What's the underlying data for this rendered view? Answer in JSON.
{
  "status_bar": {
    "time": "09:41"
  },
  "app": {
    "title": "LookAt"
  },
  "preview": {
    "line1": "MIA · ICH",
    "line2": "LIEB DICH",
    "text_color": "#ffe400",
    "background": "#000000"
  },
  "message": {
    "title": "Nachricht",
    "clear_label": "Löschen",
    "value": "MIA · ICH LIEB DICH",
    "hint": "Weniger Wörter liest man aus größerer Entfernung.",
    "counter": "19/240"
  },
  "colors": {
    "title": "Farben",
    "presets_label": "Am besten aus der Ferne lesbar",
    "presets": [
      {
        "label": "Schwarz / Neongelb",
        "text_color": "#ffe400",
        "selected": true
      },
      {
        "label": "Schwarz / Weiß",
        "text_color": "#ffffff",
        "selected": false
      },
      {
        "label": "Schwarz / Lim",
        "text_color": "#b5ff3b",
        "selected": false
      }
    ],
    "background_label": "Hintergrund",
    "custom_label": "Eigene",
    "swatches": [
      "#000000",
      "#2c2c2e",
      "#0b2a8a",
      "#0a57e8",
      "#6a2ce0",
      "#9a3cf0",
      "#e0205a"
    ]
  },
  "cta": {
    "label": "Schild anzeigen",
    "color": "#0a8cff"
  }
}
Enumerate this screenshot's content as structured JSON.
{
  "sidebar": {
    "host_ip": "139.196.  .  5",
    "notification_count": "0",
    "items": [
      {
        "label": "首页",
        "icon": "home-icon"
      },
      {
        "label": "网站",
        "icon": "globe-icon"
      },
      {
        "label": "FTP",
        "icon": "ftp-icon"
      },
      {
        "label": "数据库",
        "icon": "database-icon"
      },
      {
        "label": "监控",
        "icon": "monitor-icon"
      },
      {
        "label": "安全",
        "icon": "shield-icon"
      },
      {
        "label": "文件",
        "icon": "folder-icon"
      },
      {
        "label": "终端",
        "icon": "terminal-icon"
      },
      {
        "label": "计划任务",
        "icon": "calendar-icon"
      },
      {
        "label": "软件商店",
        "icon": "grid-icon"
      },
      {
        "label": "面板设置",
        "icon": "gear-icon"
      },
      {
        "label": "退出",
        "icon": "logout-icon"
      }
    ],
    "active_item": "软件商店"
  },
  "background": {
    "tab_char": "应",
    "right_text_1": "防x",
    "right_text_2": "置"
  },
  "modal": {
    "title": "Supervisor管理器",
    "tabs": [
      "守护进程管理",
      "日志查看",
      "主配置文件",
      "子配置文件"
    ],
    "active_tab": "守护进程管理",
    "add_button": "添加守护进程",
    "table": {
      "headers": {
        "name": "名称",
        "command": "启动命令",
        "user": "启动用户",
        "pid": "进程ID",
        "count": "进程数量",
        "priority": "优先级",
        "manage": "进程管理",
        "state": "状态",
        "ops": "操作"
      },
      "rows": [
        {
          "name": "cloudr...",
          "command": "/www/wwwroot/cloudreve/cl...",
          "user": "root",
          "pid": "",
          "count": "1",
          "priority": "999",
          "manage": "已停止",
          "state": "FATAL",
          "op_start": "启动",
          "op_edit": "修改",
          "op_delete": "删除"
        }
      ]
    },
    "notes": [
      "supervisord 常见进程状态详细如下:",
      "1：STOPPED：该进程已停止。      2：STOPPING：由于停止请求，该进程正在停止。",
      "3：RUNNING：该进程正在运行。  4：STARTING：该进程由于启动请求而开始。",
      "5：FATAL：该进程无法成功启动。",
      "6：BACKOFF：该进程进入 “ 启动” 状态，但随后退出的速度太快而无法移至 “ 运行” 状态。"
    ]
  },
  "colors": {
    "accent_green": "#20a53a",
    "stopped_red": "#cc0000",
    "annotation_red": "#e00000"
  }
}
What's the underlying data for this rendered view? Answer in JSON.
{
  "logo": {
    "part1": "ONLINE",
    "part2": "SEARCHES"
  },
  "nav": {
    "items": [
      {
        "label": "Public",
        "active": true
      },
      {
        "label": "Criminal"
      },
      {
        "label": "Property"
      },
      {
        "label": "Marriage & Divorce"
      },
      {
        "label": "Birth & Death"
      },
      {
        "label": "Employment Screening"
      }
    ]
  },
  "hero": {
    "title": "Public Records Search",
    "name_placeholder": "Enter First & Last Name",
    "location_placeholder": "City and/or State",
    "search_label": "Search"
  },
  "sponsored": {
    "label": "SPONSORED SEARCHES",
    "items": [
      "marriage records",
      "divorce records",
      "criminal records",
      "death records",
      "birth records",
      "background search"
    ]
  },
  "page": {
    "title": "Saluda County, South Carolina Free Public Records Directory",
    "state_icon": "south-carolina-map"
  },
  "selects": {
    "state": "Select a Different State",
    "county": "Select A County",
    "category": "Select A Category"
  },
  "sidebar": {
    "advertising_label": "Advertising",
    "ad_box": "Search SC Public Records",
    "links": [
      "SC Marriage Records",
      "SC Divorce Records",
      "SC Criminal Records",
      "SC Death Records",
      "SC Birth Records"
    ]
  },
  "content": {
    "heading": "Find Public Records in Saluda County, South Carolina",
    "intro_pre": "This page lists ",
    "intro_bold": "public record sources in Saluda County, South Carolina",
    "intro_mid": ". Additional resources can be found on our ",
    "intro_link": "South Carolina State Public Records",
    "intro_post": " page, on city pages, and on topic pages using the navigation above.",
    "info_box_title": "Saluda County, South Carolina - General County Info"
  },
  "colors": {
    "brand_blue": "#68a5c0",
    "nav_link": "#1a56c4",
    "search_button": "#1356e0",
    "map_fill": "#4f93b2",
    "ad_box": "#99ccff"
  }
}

=======

Repeat all the records. Match each line exactly.

Solution below:
What's the underlying data for this rendered view? Answer in JSON.
{
  "status_bar": {
    "time": "09:41"
  },
  "app": {
    "title": "LookAt"
  },
  "preview": {
    "line1": "MIA · ICH",
    "line2": "LIEB DICH",
    "text_color": "#ffe400",
    "background": "#000000"
  },
  "message": {
    "title": "Nachricht",
    "clear_label": "Löschen",
    "value": "MIA · ICH LIEB DICH",
    "hint": "Weniger Wörter liest man aus größerer Entfernung.",
    "counter": "19/240"
  },
  "colors": {
    "title": "Farben",
    "presets_label": "Am besten aus der Ferne lesbar",
    "presets": [
      {
        "label": "Schwarz / Neongelb",
        "text_color": "#ffe400",
        "selected": true
      },
      {
        "label": "Schwarz / Weiß",
        "text_color": "#ffffff",
        "selected": false
      },
      {
        "label": "Schwarz / Lim",
        "text_color": "#b5ff3b",
        "selected": false
      }
    ],
    "background_label": "Hintergrund",
    "custom_label": "Eigene",
    "swatches": [
      "#000000",
      "#2c2c2e",
      "#0b2a8a",
      "#0a57e8",
      "#6a2ce0",
      "#9a3cf0",
      "#e0205a"
    ]
  },
  "cta": {
    "label": "Schild anzeigen",
    "color": "#0a8cff"
  }
}
Enumerate this screenshot's content as structured JSON.
{
  "sidebar": {
    "host_ip": "139.196.  .  5",
    "notification_count": "0",
    "items": [
      {
        "label": "首页",
        "icon": "home-icon"
      },
      {
        "label": "网站",
        "icon": "globe-icon"
      },
      {
        "label": "FTP",
        "icon": "ftp-icon"
      },
      {
        "label": "数据库",
        "icon": "database-icon"
      },
      {
        "label": "监控",
        "icon": "monitor-icon"
      },
      {
        "label": "安全",
        "icon": "shield-icon"
      },
      {
        "label": "文件",
        "icon": "folder-icon"
      },
      {
        "label": "终端",
        "icon": "terminal-icon"
      },
      {
        "label": "计划任务",
        "icon": "calendar-icon"
      },
      {
        "label": "软件商店",
        "icon": "grid-icon"
      },
      {
        "label": "面板设置",
        "icon": "gear-icon"
      },
      {
        "label": "退出",
        "icon": "logout-icon"
      }
    ],
    "active_item": "软件商店"
  },
  "background": {
    "tab_char": "应",
    "right_text_1": "防x",
    "right_text_2": "置"
  },
  "modal": {
    "title": "Supervisor管理器",
    "tabs": [
      "守护进程管理",
      "日志查看",
      "主配置文件",
      "子配置文件"
    ],
    "active_tab": "守护进程管理",
    "add_button": "添加守护进程",
    "table": {
      "headers": {
        "name": "名称",
        "command": "启动命令",
        "user": "启动用户",
        "pid": "进程ID",
        "count": "进程数量",
        "priority": "优先级",
        "manage": "进程管理",
        "state": "状态",
        "ops": "操作"
      },
      "rows": [
        {
          "name": "cloudr...",
          "command": "/www/wwwroot/cloudreve/cl...",
          "user": "root",
          "pid": "",
          "count": "1",
          "priority": "999",
          "manage": "已停止",
          "state": "FATAL",
          "op_start": "启动",
          "op_edit": "修改",
          "op_delete": "删除"
        }
      ]
    },
    "notes": [
      "supervisord 常见进程状态详细如下:",
      "1：STOPPED：该进程已停止。      2：STOPPING：由于停止请求，该进程正在停止。",
      "3：RUNNING：该进程正在运行。  4：STARTING：该进程由于启动请求而开始。",
      "5：FATAL：该进程无法成功启动。",
      "6：BACKOFF：该进程进入 “ 启动” 状态，但随后退出的速度太快而无法移至 “ 运行” 状态。"
    ]
  },
  "colors": {
    "accent_green": "#20a53a",
    "stopped_red": "#cc0000",
    "annotation_red": "#e00000"
  }
}
What's the underlying data for this rendered view? Answer in JSON.
{
  "logo": {
    "part1": "ONLINE",
    "part2": "SEARCHES"
  },
  "nav": {
    "items": [
      {
        "label": "Public",
        "active": true
      },
      {
        "label": "Criminal"
      },
      {
        "label": "Property"
      },
      {
        "label": "Marriage & Divorce"
      },
      {
        "label": "Birth & Death"
      },
      {
        "label": "Employment Screening"
      }
    ]
  },
  "hero": {
    "title": "Public Records Search",
    "name_placeholder": "Enter First & Last Name",
    "location_placeholder": "City and/or State",
    "search_label": "Search"
  },
  "sponsored": {
    "label": "SPONSORED SEARCHES",
    "items": [
      "marriage records",
      "divorce records",
      "criminal records",
      "death records",
      "birth records",
      "background search"
    ]
  },
  "page": {
    "title": "Saluda County, South Carolina Free Public Records Directory",
    "state_icon": "south-carolina-map"
  },
  "selects": {
    "state": "Select a Different State",
    "county": "Select A County",
    "category": "Select A Category"
  },
  "sidebar": {
    "advertising_label": "Advertising",
    "ad_box": "Search SC Public Records",
    "links": [
      "SC Marriage Records",
      "SC Divorce Records",
      "SC Criminal Records",
      "SC Death Records",
      "SC Birth Records"
    ]
  },
  "content": {
    "heading": "Find Public Records in Saluda County, South Carolina",
    "intro_pre": "This page lists ",
    "intro_bold": "public record sources in Saluda County, South Carolina",
    "intro_mid": ". Additional resources can be found on our ",
    "intro_link": "South Carolina State Public Records",
    "intro_post": " page, on city pages, and on topic pages using the navigation above.",
    "info_box_title": "Saluda County, South Carolina - General County Info"
  },
  "colors": {
    "brand_blue": "#68a5c0",
    "nav_link": "#1a56c4",
    "search_button": "#1356e0",
    "map_fill": "#4f93b2",
    "ad_box": "#99ccff"
  }
}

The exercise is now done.